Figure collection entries
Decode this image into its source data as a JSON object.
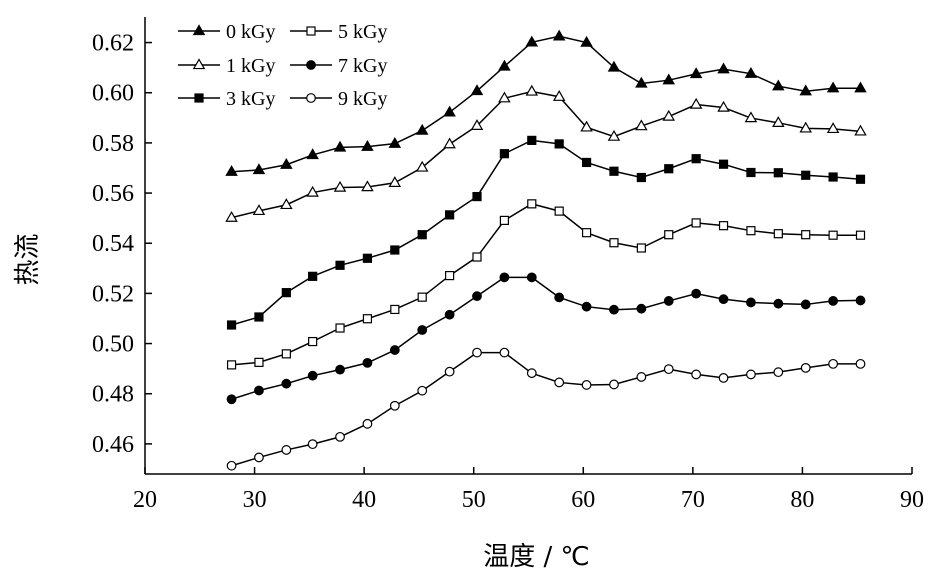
{
  "chart_data": {
    "type": "line",
    "xlabel": "温度 / ℃",
    "ylabel": "热流",
    "xlim": [
      20,
      90
    ],
    "ylim": [
      0.448,
      0.627
    ],
    "x_ticks": [
      20,
      30,
      40,
      50,
      60,
      70,
      80,
      90
    ],
    "y_ticks": [
      0.46,
      0.48,
      0.5,
      0.52,
      0.54,
      0.56,
      0.58,
      0.6,
      0.62
    ],
    "x_tick_labels": [
      "20",
      "30",
      "40",
      "50",
      "60",
      "70",
      "80",
      "90"
    ],
    "y_tick_labels": [
      "0.46",
      "0.48",
      "0.50",
      "0.52",
      "0.54",
      "0.56",
      "0.58",
      "0.60",
      "0.62"
    ],
    "grid": false,
    "legend_position": "top-left",
    "x": [
      27.9,
      30.4,
      32.9,
      35.3,
      37.8,
      40.3,
      42.8,
      45.3,
      47.8,
      50.3,
      52.8,
      55.3,
      57.8,
      60.3,
      62.8,
      65.3,
      67.8,
      70.3,
      72.8,
      75.3,
      77.8,
      80.3,
      82.8,
      85.3
    ],
    "series": [
      {
        "name": "0 kGy",
        "marker": "triangle-filled",
        "values": [
          0.5685,
          0.5692,
          0.5713,
          0.5752,
          0.5782,
          0.5785,
          0.5797,
          0.5849,
          0.5922,
          0.6007,
          0.6105,
          0.6201,
          0.6225,
          0.62,
          0.6101,
          0.6037,
          0.605,
          0.6075,
          0.6094,
          0.6076,
          0.6026,
          0.6006,
          0.6018,
          0.6018
        ]
      },
      {
        "name": "5 kGy",
        "marker": "square-open",
        "values": [
          0.4915,
          0.4925,
          0.4959,
          0.5008,
          0.5062,
          0.5099,
          0.5136,
          0.5185,
          0.5271,
          0.5345,
          0.5491,
          0.5557,
          0.5528,
          0.5442,
          0.5402,
          0.5381,
          0.5434,
          0.5481,
          0.547,
          0.545,
          0.5438,
          0.5434,
          0.5432,
          0.5432
        ]
      },
      {
        "name": "1 kGy",
        "marker": "triangle-open",
        "values": [
          0.5502,
          0.5529,
          0.5553,
          0.5602,
          0.5622,
          0.5624,
          0.5641,
          0.5702,
          0.5795,
          0.5868,
          0.5978,
          0.6005,
          0.5984,
          0.5862,
          0.5825,
          0.5867,
          0.5905,
          0.5953,
          0.5941,
          0.5899,
          0.588,
          0.5858,
          0.5856,
          0.5846
        ]
      },
      {
        "name": "7 kGy",
        "marker": "circle-filled",
        "values": [
          0.4778,
          0.4813,
          0.484,
          0.4872,
          0.4896,
          0.4923,
          0.4974,
          0.5054,
          0.5115,
          0.5189,
          0.5264,
          0.5264,
          0.5184,
          0.5147,
          0.5135,
          0.5139,
          0.517,
          0.5199,
          0.5177,
          0.5164,
          0.5159,
          0.5156,
          0.517,
          0.5172
        ]
      },
      {
        "name": "3 kGy",
        "marker": "square-filled",
        "values": [
          0.5074,
          0.5106,
          0.5203,
          0.5268,
          0.5312,
          0.534,
          0.5373,
          0.5434,
          0.5513,
          0.5586,
          0.5757,
          0.581,
          0.5796,
          0.5722,
          0.5687,
          0.5662,
          0.5697,
          0.5737,
          0.5715,
          0.5682,
          0.5681,
          0.5671,
          0.5664,
          0.5655
        ]
      },
      {
        "name": "9 kGy",
        "marker": "circle-open",
        "values": [
          0.4513,
          0.4546,
          0.4576,
          0.4599,
          0.4628,
          0.468,
          0.4752,
          0.4812,
          0.4888,
          0.4964,
          0.4964,
          0.4882,
          0.4845,
          0.4835,
          0.4837,
          0.4867,
          0.4898,
          0.4877,
          0.4863,
          0.4877,
          0.4886,
          0.4903,
          0.4919,
          0.4919
        ]
      }
    ]
  }
}
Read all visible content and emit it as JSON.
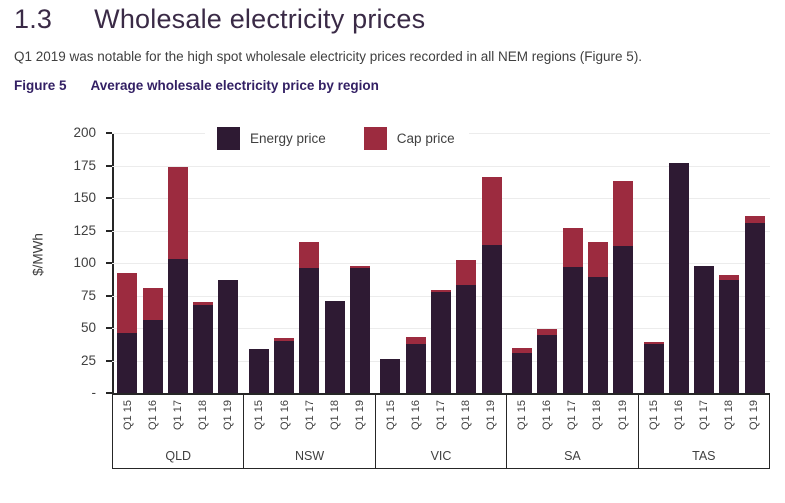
{
  "header": {
    "section_number": "1.3",
    "section_title": "Wholesale electricity prices",
    "intro": "Q1 2019 was notable for the high spot wholesale electricity prices recorded in all NEM regions (Figure 5).",
    "figure_label": "Figure 5",
    "figure_title": "Average wholesale electricity price by region"
  },
  "colors": {
    "energy": "#2E1A33",
    "cap": "#9C2B3F",
    "heading": "#3A2A46",
    "figure_caption": "#332064",
    "body_text": "#404040",
    "axis_text": "#404040",
    "axis_line": "#262626",
    "gridline": "#ECECEC"
  },
  "chart_data": {
    "type": "bar",
    "stacked": true,
    "title": "Average wholesale electricity price by region",
    "ylabel": "$/MWh",
    "ylim": [
      0,
      200
    ],
    "ytick_step": 25,
    "zero_tick_label": "-",
    "grid": true,
    "legend_position": "top",
    "legend": [
      {
        "label": "Energy price",
        "color_key": "energy"
      },
      {
        "label": "Cap price",
        "color_key": "cap"
      }
    ],
    "quarters": [
      "Q1 15",
      "Q1 16",
      "Q1 17",
      "Q1 18",
      "Q1 19"
    ],
    "series_names": [
      "Energy price",
      "Cap price"
    ],
    "groups": [
      {
        "region": "QLD",
        "energy": [
          46,
          56,
          103,
          68,
          87
        ],
        "cap": [
          46,
          25,
          71,
          2,
          0
        ]
      },
      {
        "region": "NSW",
        "energy": [
          34,
          40,
          96,
          71,
          96
        ],
        "cap": [
          0,
          2,
          20,
          0,
          2
        ]
      },
      {
        "region": "VIC",
        "energy": [
          26,
          38,
          78,
          83,
          114
        ],
        "cap": [
          0,
          5,
          1,
          19,
          52
        ]
      },
      {
        "region": "SA",
        "energy": [
          31,
          45,
          97,
          89,
          113
        ],
        "cap": [
          4,
          4,
          30,
          27,
          50
        ]
      },
      {
        "region": "TAS",
        "energy": [
          38,
          177,
          98,
          87,
          131
        ],
        "cap": [
          1,
          0,
          0,
          4,
          5
        ]
      }
    ]
  }
}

STATED EXERCISE: Make an exact copy of the data, leaving its pictures out.

EXERCISE SOLUTION:
Decode this image into its source data as a JSON object.
{
  "chart_data": {
    "type": "line",
    "xlabel": "温度 / ℃",
    "ylabel": "热流",
    "xlim": [
      20,
      90
    ],
    "ylim": [
      0.448,
      0.627
    ],
    "x_ticks": [
      20,
      30,
      40,
      50,
      60,
      70,
      80,
      90
    ],
    "y_ticks": [
      0.46,
      0.48,
      0.5,
      0.52,
      0.54,
      0.56,
      0.58,
      0.6,
      0.62
    ],
    "x_tick_labels": [
      "20",
      "30",
      "40",
      "50",
      "60",
      "70",
      "80",
      "90"
    ],
    "y_tick_labels": [
      "0.46",
      "0.48",
      "0.50",
      "0.52",
      "0.54",
      "0.56",
      "0.58",
      "0.60",
      "0.62"
    ],
    "grid": false,
    "legend_position": "top-left",
    "x": [
      27.9,
      30.4,
      32.9,
      35.3,
      37.8,
      40.3,
      42.8,
      45.3,
      47.8,
      50.3,
      52.8,
      55.3,
      57.8,
      60.3,
      62.8,
      65.3,
      67.8,
      70.3,
      72.8,
      75.3,
      77.8,
      80.3,
      82.8,
      85.3
    ],
    "series": [
      {
        "name": "0 kGy",
        "marker": "triangle-filled",
        "values": [
          0.5685,
          0.5692,
          0.5713,
          0.5752,
          0.5782,
          0.5785,
          0.5797,
          0.5849,
          0.5922,
          0.6007,
          0.6105,
          0.6201,
          0.6225,
          0.62,
          0.6101,
          0.6037,
          0.605,
          0.6075,
          0.6094,
          0.6076,
          0.6026,
          0.6006,
          0.6018,
          0.6018
        ]
      },
      {
        "name": "5 kGy",
        "marker": "square-open",
        "values": [
          0.4915,
          0.4925,
          0.4959,
          0.5008,
          0.5062,
          0.5099,
          0.5136,
          0.5185,
          0.5271,
          0.5345,
          0.5491,
          0.5557,
          0.5528,
          0.5442,
          0.5402,
          0.5381,
          0.5434,
          0.5481,
          0.547,
          0.545,
          0.5438,
          0.5434,
          0.5432,
          0.5432
        ]
      },
      {
        "name": "1 kGy",
        "marker": "triangle-open",
        "values": [
          0.5502,
          0.5529,
          0.5553,
          0.5602,
          0.5622,
          0.5624,
          0.5641,
          0.5702,
          0.5795,
          0.5868,
          0.5978,
          0.6005,
          0.5984,
          0.5862,
          0.5825,
          0.5867,
          0.5905,
          0.5953,
          0.5941,
          0.5899,
          0.588,
          0.5858,
          0.5856,
          0.5846
        ]
      },
      {
        "name": "7 kGy",
        "marker": "circle-filled",
        "values": [
          0.4778,
          0.4813,
          0.484,
          0.4872,
          0.4896,
          0.4923,
          0.4974,
          0.5054,
          0.5115,
          0.5189,
          0.5264,
          0.5264,
          0.5184,
          0.5147,
          0.5135,
          0.5139,
          0.517,
          0.5199,
          0.5177,
          0.5164,
          0.5159,
          0.5156,
          0.517,
          0.5172
        ]
      },
      {
        "name": "3 kGy",
        "marker": "square-filled",
        "values": [
          0.5074,
          0.5106,
          0.5203,
          0.5268,
          0.5312,
          0.534,
          0.5373,
          0.5434,
          0.5513,
          0.5586,
          0.5757,
          0.581,
          0.5796,
          0.5722,
          0.5687,
          0.5662,
          0.5697,
          0.5737,
          0.5715,
          0.5682,
          0.5681,
          0.5671,
          0.5664,
          0.5655
        ]
      },
      {
        "name": "9 kGy",
        "marker": "circle-open",
        "values": [
          0.4513,
          0.4546,
          0.4576,
          0.4599,
          0.4628,
          0.468,
          0.4752,
          0.4812,
          0.4888,
          0.4964,
          0.4964,
          0.4882,
          0.4845,
          0.4835,
          0.4837,
          0.4867,
          0.4898,
          0.4877,
          0.4863,
          0.4877,
          0.4886,
          0.4903,
          0.4919,
          0.4919
        ]
      }
    ]
  }
}
Read all visible content and emit it as JSON.
{
  "header": {
    "section_number": "1.3",
    "section_title": "Wholesale electricity prices",
    "intro": "Q1 2019 was notable for the high spot wholesale electricity prices recorded in all NEM regions (Figure 5).",
    "figure_label": "Figure 5",
    "figure_title": "Average wholesale electricity price by region"
  },
  "colors": {
    "energy": "#2E1A33",
    "cap": "#9C2B3F",
    "heading": "#3A2A46",
    "figure_caption": "#332064",
    "body_text": "#404040",
    "axis_text": "#404040",
    "axis_line": "#262626",
    "gridline": "#ECECEC"
  },
  "chart_data": {
    "type": "bar",
    "stacked": true,
    "title": "Average wholesale electricity price by region",
    "ylabel": "$/MWh",
    "ylim": [
      0,
      200
    ],
    "ytick_step": 25,
    "zero_tick_label": "-",
    "grid": true,
    "legend_position": "top",
    "legend": [
      {
        "label": "Energy price",
        "color_key": "energy"
      },
      {
        "label": "Cap price",
        "color_key": "cap"
      }
    ],
    "quarters": [
      "Q1 15",
      "Q1 16",
      "Q1 17",
      "Q1 18",
      "Q1 19"
    ],
    "series_names": [
      "Energy price",
      "Cap price"
    ],
    "groups": [
      {
        "region": "QLD",
        "energy": [
          46,
          56,
          103,
          68,
          87
        ],
        "cap": [
          46,
          25,
          71,
          2,
          0
        ]
      },
      {
        "region": "NSW",
        "energy": [
          34,
          40,
          96,
          71,
          96
        ],
        "cap": [
          0,
          2,
          20,
          0,
          2
        ]
      },
      {
        "region": "VIC",
        "energy": [
          26,
          38,
          78,
          83,
          114
        ],
        "cap": [
          0,
          5,
          1,
          19,
          52
        ]
      },
      {
        "region": "SA",
        "energy": [
          31,
          45,
          97,
          89,
          113
        ],
        "cap": [
          4,
          4,
          30,
          27,
          50
        ]
      },
      {
        "region": "TAS",
        "energy": [
          38,
          177,
          98,
          87,
          131
        ],
        "cap": [
          1,
          0,
          0,
          4,
          5
        ]
      }
    ]
  }
}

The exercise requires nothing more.